> _Objective_: Repeat the listing below in full, exactly as it stands.

Start of Provided entries

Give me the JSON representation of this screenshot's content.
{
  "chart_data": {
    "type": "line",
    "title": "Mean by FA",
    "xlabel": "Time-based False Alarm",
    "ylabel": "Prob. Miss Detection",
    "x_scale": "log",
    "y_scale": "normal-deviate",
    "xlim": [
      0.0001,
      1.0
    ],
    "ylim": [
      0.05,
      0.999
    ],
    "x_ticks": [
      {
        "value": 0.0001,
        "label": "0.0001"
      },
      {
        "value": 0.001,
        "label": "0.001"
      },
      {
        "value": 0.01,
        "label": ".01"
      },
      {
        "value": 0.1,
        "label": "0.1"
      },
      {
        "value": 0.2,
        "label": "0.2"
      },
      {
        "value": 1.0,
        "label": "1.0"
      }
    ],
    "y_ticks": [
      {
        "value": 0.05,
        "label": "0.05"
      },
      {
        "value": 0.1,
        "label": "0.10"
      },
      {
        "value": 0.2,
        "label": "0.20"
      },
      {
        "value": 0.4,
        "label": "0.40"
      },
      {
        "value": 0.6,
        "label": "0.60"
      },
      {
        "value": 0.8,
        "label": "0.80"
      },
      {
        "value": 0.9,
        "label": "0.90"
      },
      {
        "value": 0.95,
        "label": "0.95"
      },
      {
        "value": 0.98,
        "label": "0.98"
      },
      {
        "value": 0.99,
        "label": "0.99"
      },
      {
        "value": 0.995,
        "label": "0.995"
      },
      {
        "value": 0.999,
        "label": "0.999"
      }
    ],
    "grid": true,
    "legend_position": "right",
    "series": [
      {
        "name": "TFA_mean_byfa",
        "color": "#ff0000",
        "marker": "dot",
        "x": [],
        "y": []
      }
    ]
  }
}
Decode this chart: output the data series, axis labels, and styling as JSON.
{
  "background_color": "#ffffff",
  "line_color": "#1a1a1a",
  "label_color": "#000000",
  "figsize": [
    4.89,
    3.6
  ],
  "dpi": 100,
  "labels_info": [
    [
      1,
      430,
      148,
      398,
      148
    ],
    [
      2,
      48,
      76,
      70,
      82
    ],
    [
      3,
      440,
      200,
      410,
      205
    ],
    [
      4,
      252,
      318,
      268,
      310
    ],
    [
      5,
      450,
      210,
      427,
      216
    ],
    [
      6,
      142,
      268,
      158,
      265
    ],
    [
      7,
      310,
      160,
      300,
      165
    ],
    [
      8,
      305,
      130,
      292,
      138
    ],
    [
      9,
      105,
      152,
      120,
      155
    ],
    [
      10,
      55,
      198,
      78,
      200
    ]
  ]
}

End of Provided entries

> _Reply to the exercise_:
Give me the JSON representation of this screenshot's content.
{
  "chart_data": {
    "type": "line",
    "title": "Mean by FA",
    "xlabel": "Time-based False Alarm",
    "ylabel": "Prob. Miss Detection",
    "x_scale": "log",
    "y_scale": "normal-deviate",
    "xlim": [
      0.0001,
      1.0
    ],
    "ylim": [
      0.05,
      0.999
    ],
    "x_ticks": [
      {
        "value": 0.0001,
        "label": "0.0001"
      },
      {
        "value": 0.001,
        "label": "0.001"
      },
      {
        "value": 0.01,
        "label": ".01"
      },
      {
        "value": 0.1,
        "label": "0.1"
      },
      {
        "value": 0.2,
        "label": "0.2"
      },
      {
        "value": 1.0,
        "label": "1.0"
      }
    ],
    "y_ticks": [
      {
        "value": 0.05,
        "label": "0.05"
      },
      {
        "value": 0.1,
        "label": "0.10"
      },
      {
        "value": 0.2,
        "label": "0.20"
      },
      {
        "value": 0.4,
        "label": "0.40"
      },
      {
        "value": 0.6,
        "label": "0.60"
      },
      {
        "value": 0.8,
        "label": "0.80"
      },
      {
        "value": 0.9,
        "label": "0.90"
      },
      {
        "value": 0.95,
        "label": "0.95"
      },
      {
        "value": 0.98,
        "label": "0.98"
      },
      {
        "value": 0.99,
        "label": "0.99"
      },
      {
        "value": 0.995,
        "label": "0.995"
      },
      {
        "value": 0.999,
        "label": "0.999"
      }
    ],
    "grid": true,
    "legend_position": "right",
    "series": [
      {
        "name": "TFA_mean_byfa",
        "color": "#ff0000",
        "marker": "dot",
        "x": [],
        "y": []
      }
    ]
  }
}
Decode this chart: output the data series, axis labels, and styling as JSON.
{
  "background_color": "#ffffff",
  "line_color": "#1a1a1a",
  "label_color": "#000000",
  "figsize": [
    4.89,
    3.6
  ],
  "dpi": 100,
  "labels_info": [
    [
      1,
      430,
      148,
      398,
      148
    ],
    [
      2,
      48,
      76,
      70,
      82
    ],
    [
      3,
      440,
      200,
      410,
      205
    ],
    [
      4,
      252,
      318,
      268,
      310
    ],
    [
      5,
      450,
      210,
      427,
      216
    ],
    [
      6,
      142,
      268,
      158,
      265
    ],
    [
      7,
      310,
      160,
      300,
      165
    ],
    [
      8,
      305,
      130,
      292,
      138
    ],
    [
      9,
      105,
      152,
      120,
      155
    ],
    [
      10,
      55,
      198,
      78,
      200
    ]
  ]
}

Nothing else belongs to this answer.